### ページ
亀山郁夫『『罪と罰』ノート』

光文社の、ドストエフスキーの、文庫を翻訳しているのが、掲題の著者であるそうだ。
私は、今でも、「罪と罰」、こそ、何世紀かの間続くこの、小説文化の中において、人類史上の、最高傑作、と言ってもいいのではないかと思っている。
しかしそれは、非常に「問題」のある表現である。つまり、それ以上に、人類史上、最大の「問題作」なんですね。

ドストエフスキーが晩年にたどりついた信仰とは、命の絶対性、その純化された観念だったと思う。すでにそれは、宗教のカテゴリーを超えていた。「殺人」の否定は、かつて、反国家罪に問われ、死刑の恐怖を味わった男ならではの究極の結論だった。だからこそ作者は、殺人の罪を犯した青年を自殺の道から救いだしたのだ。ほかでもない、この青年に生命の絶対性を教えこもうとして...。しかし、青年を救いだそうとする神の心に、何らの矛盾もなかったのだろうか。殺された二人の命はどうなるのか。天国に召された、の一言で片づけられる問題だろうか。殺された二人の命はどうなるのか。天国に召された、の一言で片づけられる問題だろうか。そもそも、あの金貸し老女のアパートで殺されたのは、アリョーシャとリザヴェータという二人の女性だけではなかったはずではないか。
九月の終わり、刷りあがった『罪と罰』の訳書を手にしながら、およそ一年を労苦をともにした編集者と語りあった。わたしに負けずこの小説を読みこんできた彼が、話の途中、ふいに眉をしかめる。
ラスコーリニコフがいまの日本に生きていたら、どんな罰が下りますかね」

この作品の、あまりにもの、「問題」は全て、ここにあると言っていいだろう。だれもが思うことは、彼の罪は、自らの死によってしか、釣合わない、そういった犯罪ではないのか、ということにある。人類は多くの場合、相互性の中を、生きてきた。歯には歯を目には目を。そう考える人は、この作品の最後まで、彼が死ぬことがないことに、彼に殺められた、金貸しの老女アリョーナ、また、特に、彼女の腹ちがいの妹リザヴェータ、の死が報われないのではいか、と考える。
しかし、それ以上の、問題がここにはある。
彼は、最後逮捕されるのだが、この作品全体を通して、彼は、「本当に反省したのか」かなりあやしい、ということなのだ。ラスコーリニコフは、この作品を通じて、本当の意味で、自己の行為を反省し、その罪をあがなうために生きることを選んだのか。(いろいろと彼の心理が揺れるのはそうなのだが)どう読んでも、それをはっきりと思わせる場面がない。
この命題が実に多くの人に、さまざまな、「罪と罰」読解を生んできた。「罪と罰」読解の数だけ、作家が存在してきたと言ってもいいんじゃないか。
例えば、桜庭一樹の作品は、ほとんど、ドストエフスキーを中心に回ってきた面があるのではないか、とも思う(埴谷雄高の『死霊』にいろいろ注目していたようですし、当然なんでしょうが)。

### 収集データ
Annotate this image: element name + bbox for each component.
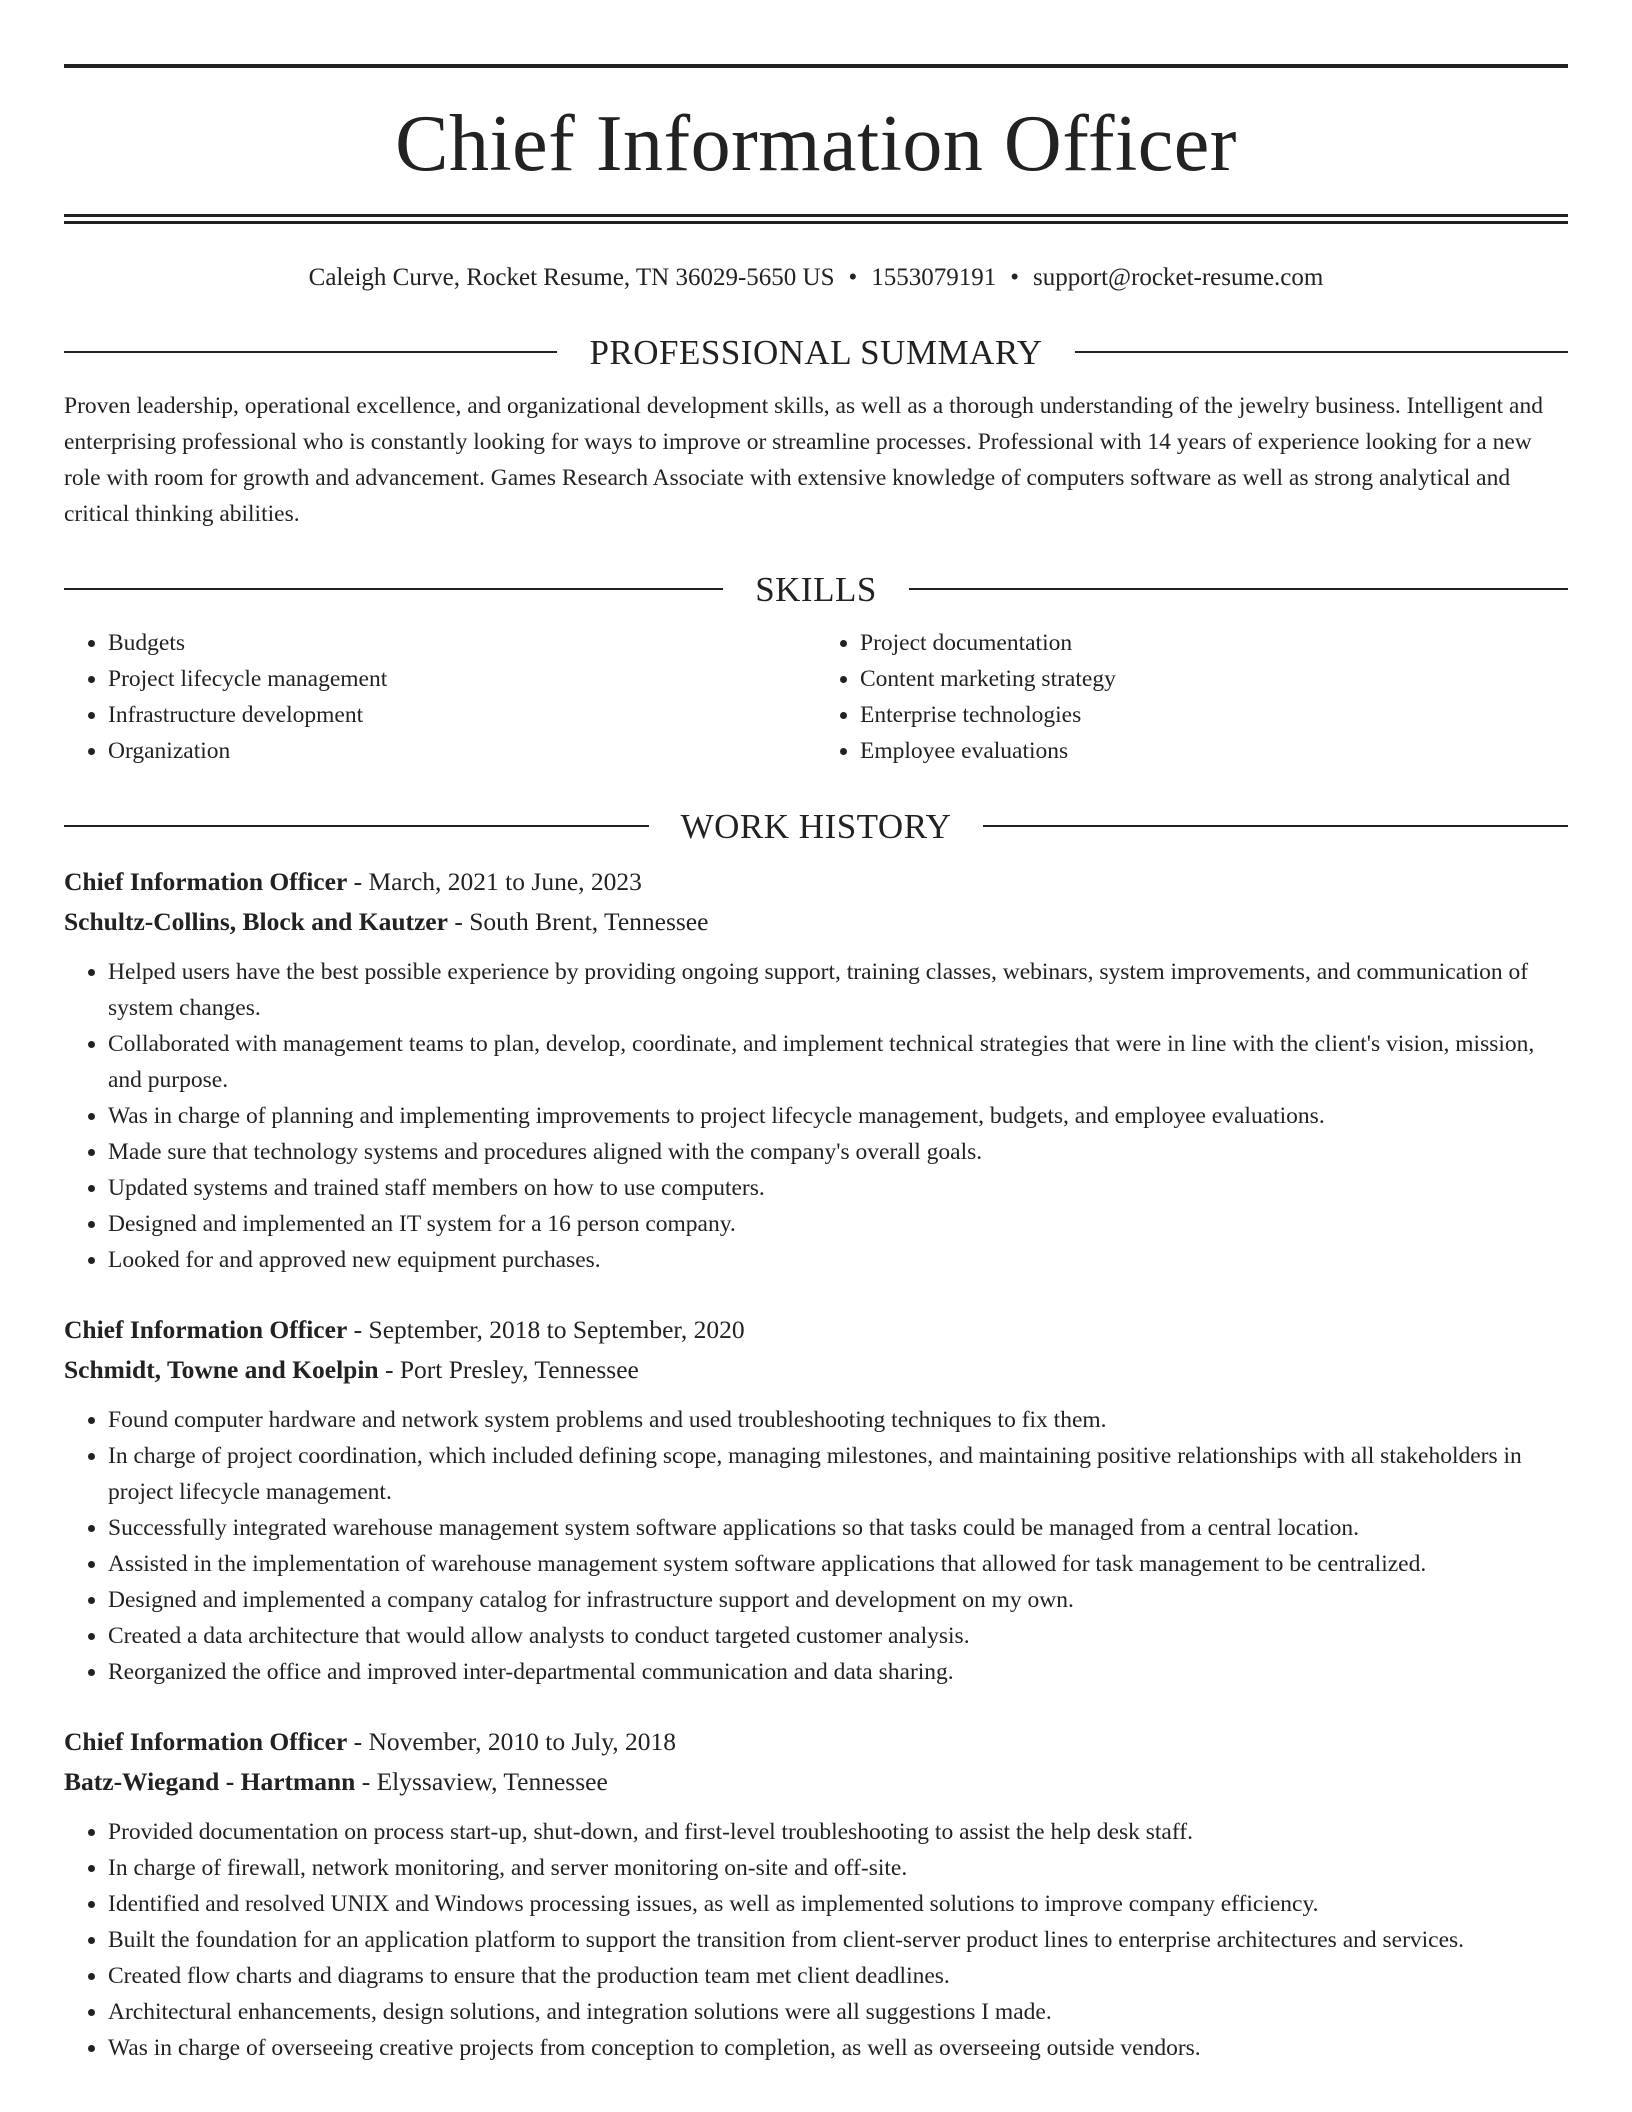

### やること
1. ページのうち、「私は、今でも、「罪と罰」、こ」を含む箇所から始め、「ラスコーリニコフがいまの日本に生きていたら、どんな罰が下りますかね」」で終わる部分を、一字も変えずに書き写す。
2. ページの内容をもとに、次の問いに答える。
(a) 光文社のドストエフスキーの文庫を翻訳しているのは誰か。
(b) 『罪と罰』の訳書が刷りあがったのは何月の終わりか。
(c) リザヴェータは金貸しの老女アリョーナにとってどういう間柄か。

### 回答一覧
1.
私は、今でも、「罪と罰」、こそ、何世紀かの間続くこの、小説文化の中において、人類史上の、最高傑作、と言ってもいいのではないかと思っている。
しかしそれは、非常に「問題」のある表現である。つまり、それ以上に、人類史上、最大の「問題作」なんですね。

ドストエフスキーが晩年にたどりついた信仰とは、命の絶対性、その純化された観念だったと思う。すでにそれは、宗教のカテゴリーを超えていた。「殺人」の否定は、かつて、反国家罪に問われ、死刑の恐怖を味わった男ならではの究極の結論だった。だからこそ作者は、殺人の罪を犯した青年を自殺の道から救いだしたのだ。ほかでもない、この青年に生命の絶対性を教えこもうとして...。しかし、青年を救いだそうとする神の心に、何らの矛盾もなかったのだろうか。殺された二人の命はどうなるのか。天国に召された、の一言で片づけられる問題だろうか。殺された二人の命はどうなるのか。天国に召された、の一言で片づけられる問題だろうか。そもそも、あの金貸し老女のアパートで殺されたのは、アリョーシャとリザヴェータという二人の女性だけではなかったはずではないか。
九月の終わり、刷りあがった『罪と罰』の訳書を手にしながら、およそ一年を労苦をともにした編集者と語りあった。わたしに負けずこの小説を読みこんできた彼が、話の途中、ふいに眉をしかめる。
ラスコーリニコフがいまの日本に生きていたら、どんな罰が下りますかね」

2.
(a) 掲題の著者、亀山郁夫
(b) 九月
(c) 腹ちがいの妹